#### EXERCISE TASK:
Find every line containing the word "avendo" in the records below; report only how many there are.

#### DATA:
--- BEGIN ---

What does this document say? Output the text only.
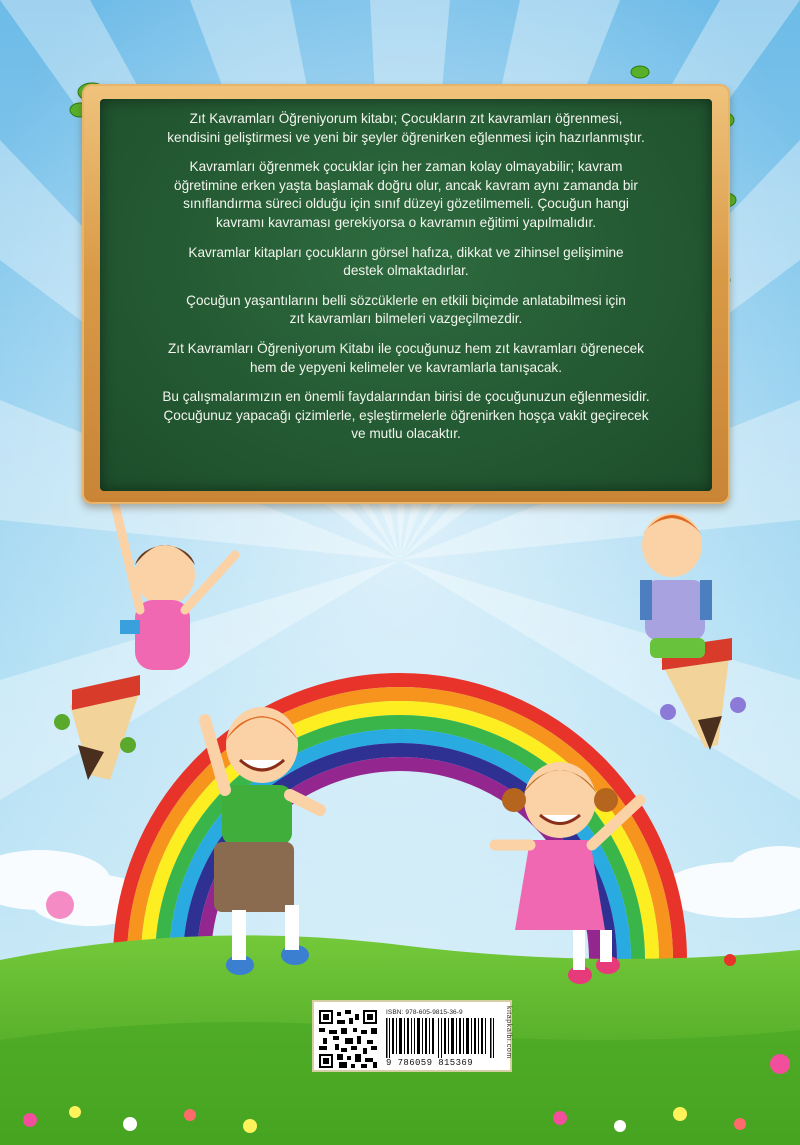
Zıt Kavramları Öğreniyorum kitabı; Çocukların zıt kavramları öğrenmesi,
kendisini geliştirmesi ve yeni bir şeyler öğrenirken eğlenmesi için hazırlanmıştır.

Kavramları öğrenmek çocuklar için her zaman kolay olmayabilir; kavram
öğretimine erken yaşta başlamak doğru olur, ancak kavram aynı zamanda bir
sınıflandırma süreci olduğu için sınıf düzeyi gözetilmemeli. Çocuğun hangi
kavramı kavraması gerekiyorsa o kavramın eğitimi yapılmalıdır.

Kavramlar kitapları çocukların görsel hafıza, dikkat ve zihinsel gelişimine
destek olmaktadırlar.

Çocuğun yaşantılarını belli sözcüklerle en etkili biçimde anlatabilmesi için
zıt kavramları bilmeleri vazgeçilmezdir.

Zıt Kavramları Öğreniyorum Kitabı ile çocuğunuz hem zıt kavramları öğrenecek
hem de yepyeni kelimeler ve kavramlarla tanışacak.

Bu çalışmalarımızın en önemli faydalarından birisi de çocuğunuzun eğlenmesidir.
Çocuğunuz yapacağı çizimlerle, eşleştirmelerle öğrenirken hoşça vakit geçirecek
ve mutlu olacaktır.

ISBN: 978-605-9815-36-9
9 786059 815369
kitapkalbi.com
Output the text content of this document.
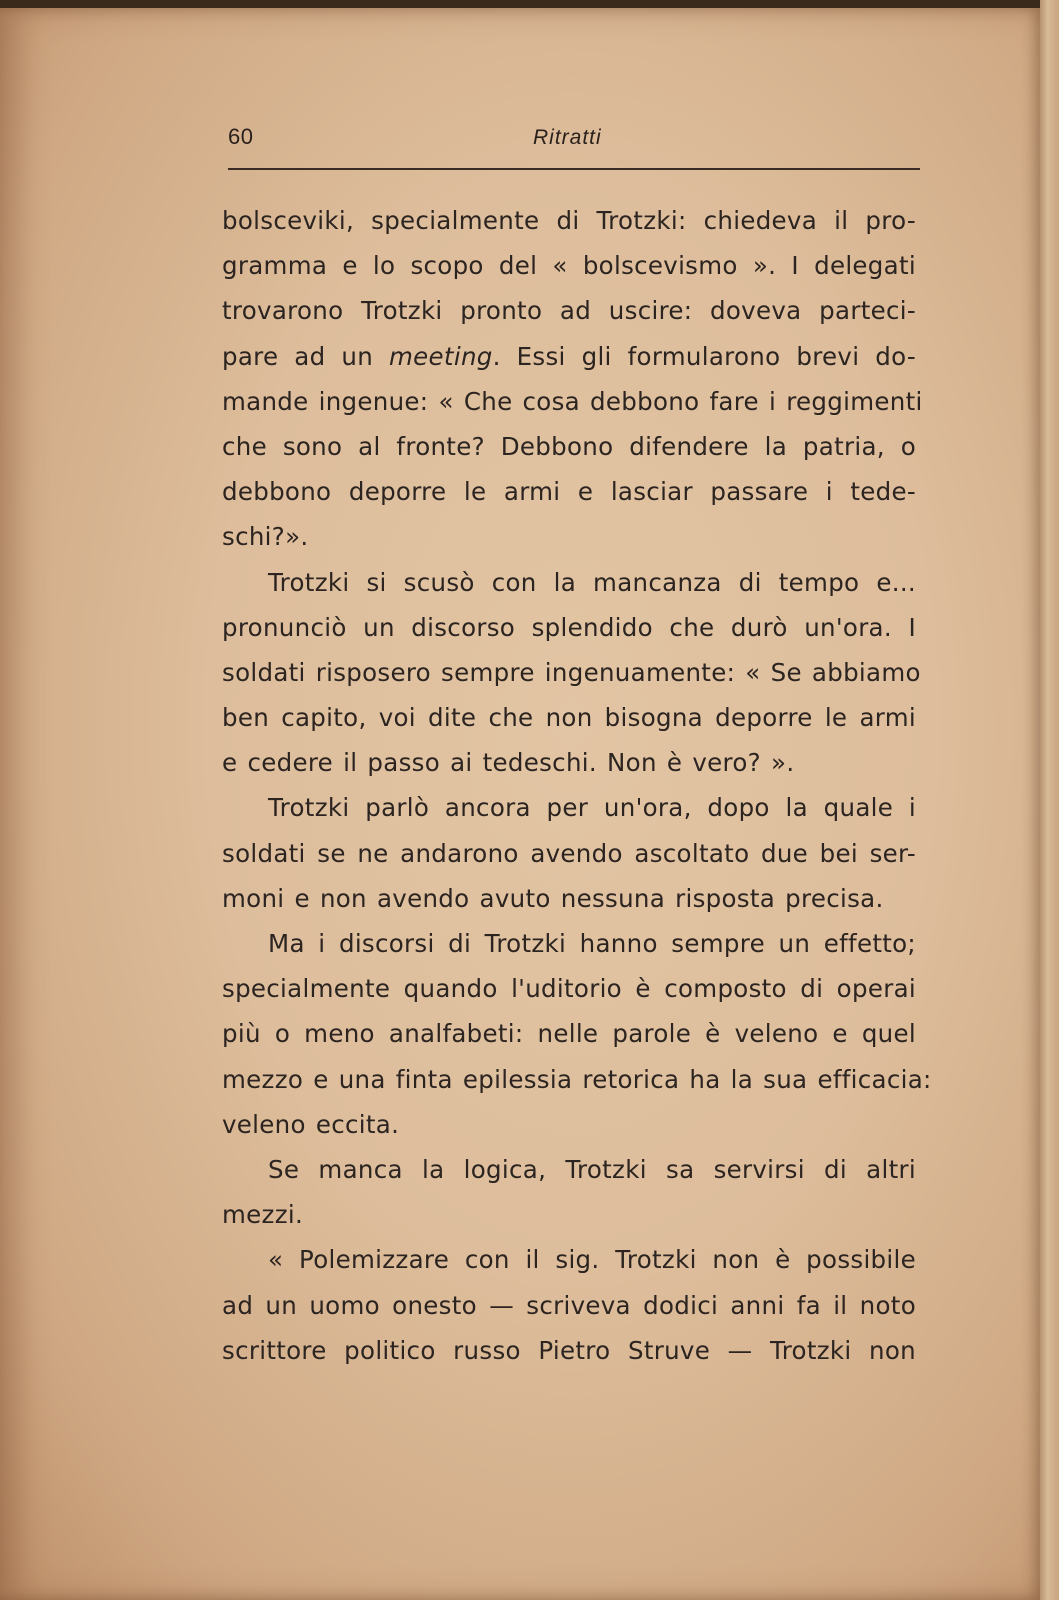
60	Ritratti
bolsceviki, specialmente di Trotzki: chiedeva il pro-
gramma e lo scopo del « bolscevismo ». I delegati
trovarono Trotzki pronto ad uscire: doveva parteci-
pare ad un meeting. Essi gli formularono brevi do-
mande ingenue: « Che cosa debbono fare i reggimenti
che sono al fronte? Debbono difendere la patria, o
debbono deporre le armi e lasciar passare i tede-
schi?».
Trotzki si scusò con la mancanza di tempo e...
pronunciò un discorso splendido che durò un'ora. I
soldati risposero sempre ingenuamente: « Se abbiamo
ben capito, voi dite che non bisogna deporre le armi
e cedere il passo ai tedeschi. Non è vero? ».
Trotzki parlò ancora per un'ora, dopo la quale i
soldati se ne andarono avendo ascoltato due bei ser-
moni e non avendo avuto nessuna risposta precisa.
Ma i discorsi di Trotzki hanno sempre un effetto;
specialmente quando l'uditorio è composto di operai
più o meno analfabeti: nelle parole è veleno e quel
mezzo e una finta epilessia retorica ha la sua efficacia:
veleno eccita.
Se manca la logica, Trotzki sa servirsi di altri
mezzi.
« Polemizzare con il sig. Trotzki non è possibile
ad un uomo onesto — scriveva dodici anni fa il noto
scrittore politico russo Pietro Struve — Trotzki non
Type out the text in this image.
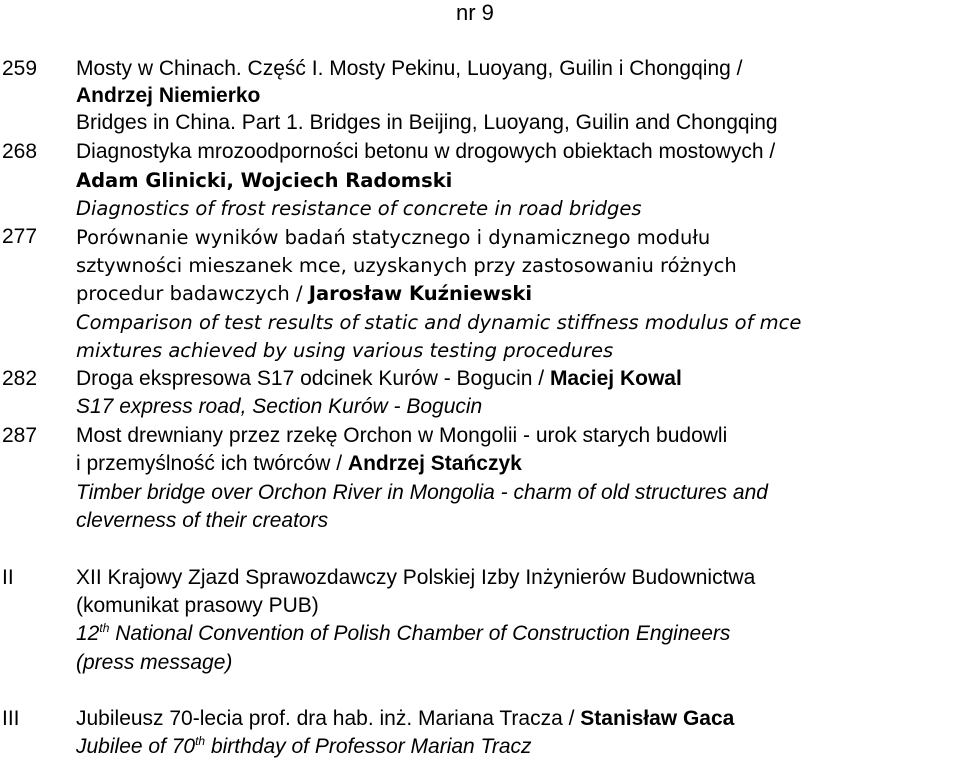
nr 9
259 Mosty w Chinach. Część I. Mosty Pekinu, Luoyang, Guilin i Chongqing /
Andrzej Niemierko
Bridges in China. Part 1. Bridges in Beijing, Luoyang, Guilin and Chongqing
268 Diagnostyka mrozoodporności betonu w drogowych obiektach mostowych /
Adam Glinicki, Wojciech Radomski
Diagnostics of frost resistance of concrete in road bridges
277 Porównanie wyników badań statycznego i dynamicznego modułu
sztywności mieszanek mce, uzyskanych przy zastosowaniu różnych
procedur badawczych / Jarosław Kuźniewski
Comparison of test results of static and dynamic stiffness modulus of mce
mixtures achieved by using various testing procedures
282 Droga ekspresowa S17 odcinek Kurów - Bogucin / Maciej Kowal
S17 express road, Section Kurów - Bogucin
287 Most drewniany przez rzekę Orchon w Mongolii - urok starych budowli
i przemyślność ich twórców / Andrzej Stańczyk
Timber bridge over Orchon River in Mongolia - charm of old structures and
cleverness of their creators
II	XII Krajowy Zjazd Sprawozdawczy Polskiej Izby Inżynierów Budownictwa
(komunikat prasowy PUB)
12th National Convention of Polish Chamber of Construction Engineers
(press message)
III	Jubileusz 70-lecia prof. dra hab. inż. Mariana Tracza / Stanisław Gaca
Jubilee of 70th birthday of Professor Marian Tracz
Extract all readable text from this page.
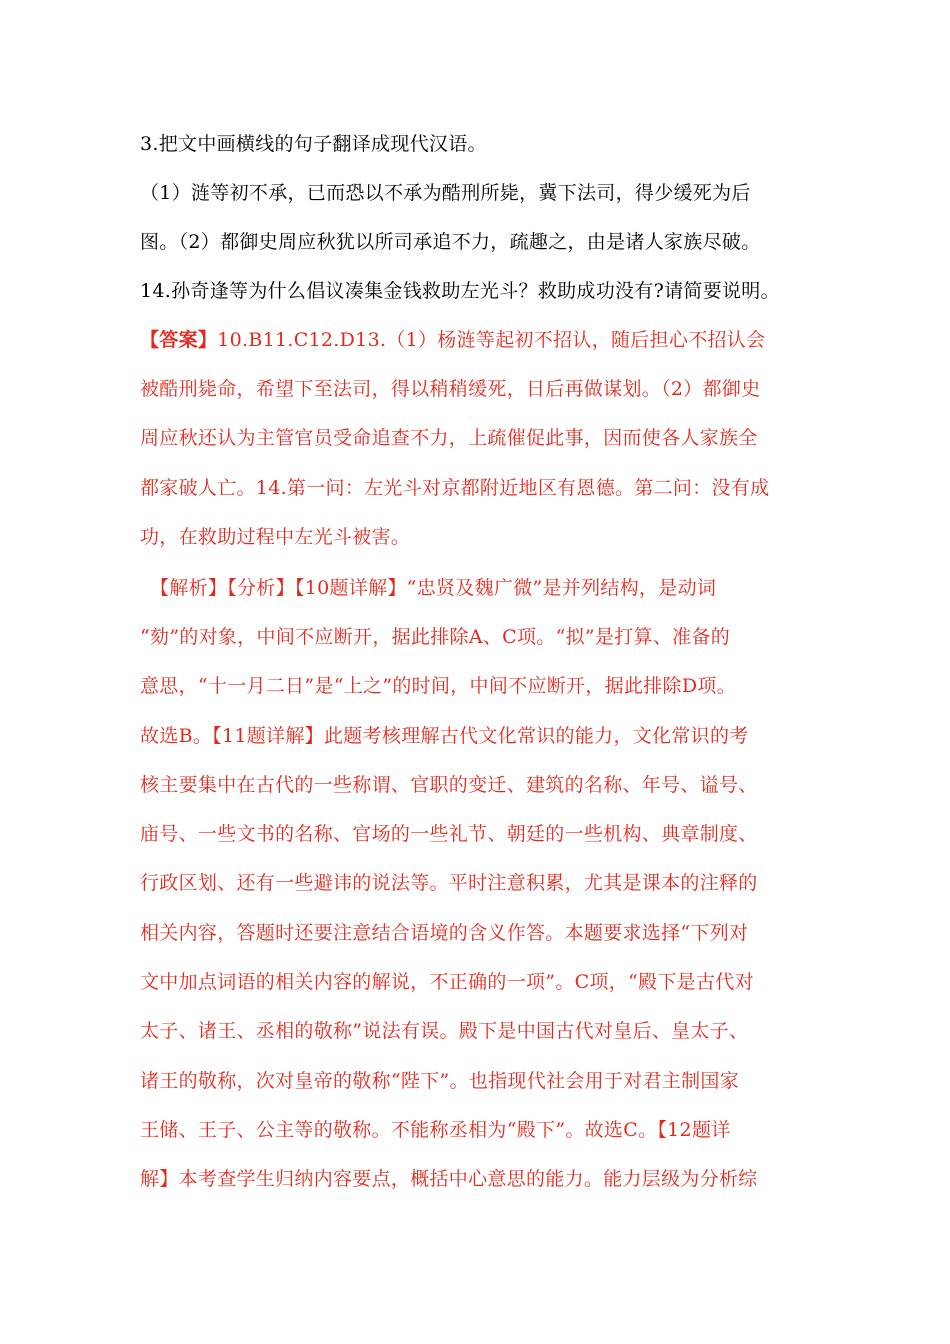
3.把文中画横线的句子翻译成现代汉语。
（1）涟等初不承，已而恐以不承为酷刑所毙，冀下法司，得少缓死为后
图。（2）都御史周应秋犹以所司承追不力，疏趣之，由是诸人家族尽破。
14.孙奇逢等为什么倡议凑集金钱救助左光斗？救助成功没有?请简要说明。
【答案】10.B11.C12.D13.（1）杨涟等起初不招认，随后担心不招认会
被酷刑毙命，希望下至法司，得以稍稍缓死，日后再做谋划。（2）都御史
周应秋还认为主管官员受命追查不力，上疏催促此事，因而使各人家族全
都家破人亡。14.第一问：左光斗对京都附近地区有恩德。第二问：没有成
功，在救助过程中左光斗被害。
【解析】【分析】【10题详解】“忠贤及魏广微”是并列结构，是动词
“劾”的对象，中间不应断开，据此排除A、C项。“拟”是打算、准备的
意思，“十一月二日”是“上之”的时间，中间不应断开，据此排除D项。
故选B。【11题详解】此题考核理解古代文化常识的能力，文化常识的考
核主要集中在古代的一些称谓、官职的变迁、建筑的名称、年号、谥号、
庙号、一些文书的名称、官场的一些礼节、朝廷的一些机构、典章制度、
行政区划、还有一些避讳的说法等。平时注意积累，尤其是课本的注释的
相关内容，答题时还要注意结合语境的含义作答。本题要求选择“下列对
文中加点词语的相关内容的解说，不正确的一项”。C项，“殿下是古代对
太子、诸王、丞相的敬称”说法有误。殿下是中国古代对皇后、皇太子、
诸王的敬称，次对皇帝的敬称“陛下”。也指现代社会用于对君主制国家
王储、王子、公主等的敬称。不能称丞相为“殿下”。故选C。【12题详
解】本考查学生归纳内容要点，概括中心意思的能力。能力层级为分析综
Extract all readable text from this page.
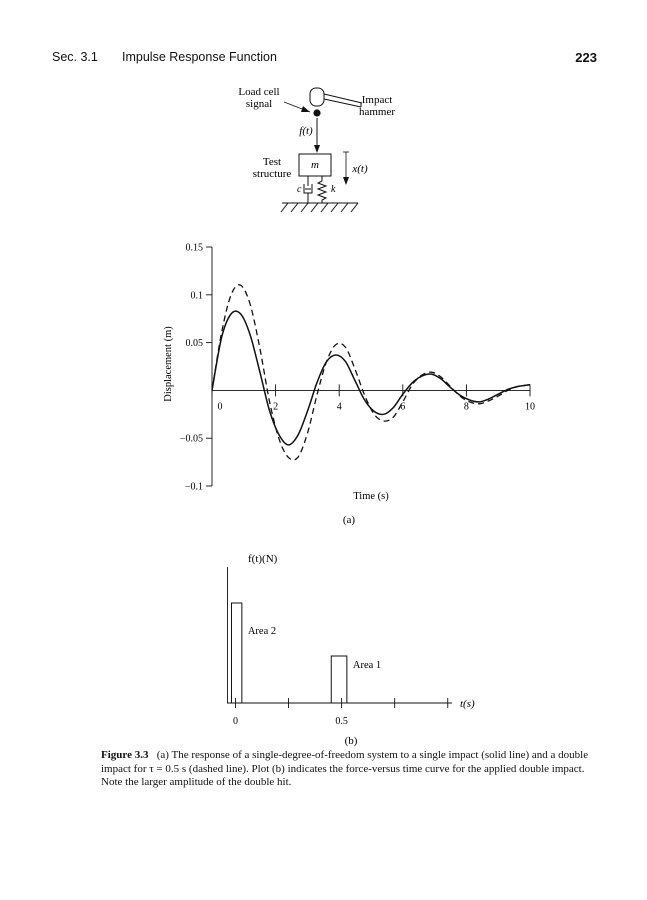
Sec. 3.1 Impulse Response Function	223
Load cell
signal	Impact
hammer
f(t)
Test
structure
m	x(t)
c	k
0.15
0.1
0.05
−0.05
−0.1
0	2	4	6	8	10
Displacement (m)
Time (s)
(a)
0	0.5
Area 2
Area 1
f(t)(N)
t(s)
(b)
Figure 3.3 (a) The response of a single-degree-of-freedom system to a single impact (solid line) and a double impact for τ = 0.5 s (dashed line). Plot (b) indicates the force-versus time curve for the applied double impact. Note the larger amplitude of the double hit.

--- END ---

#### SOLVED PROBLEM:
2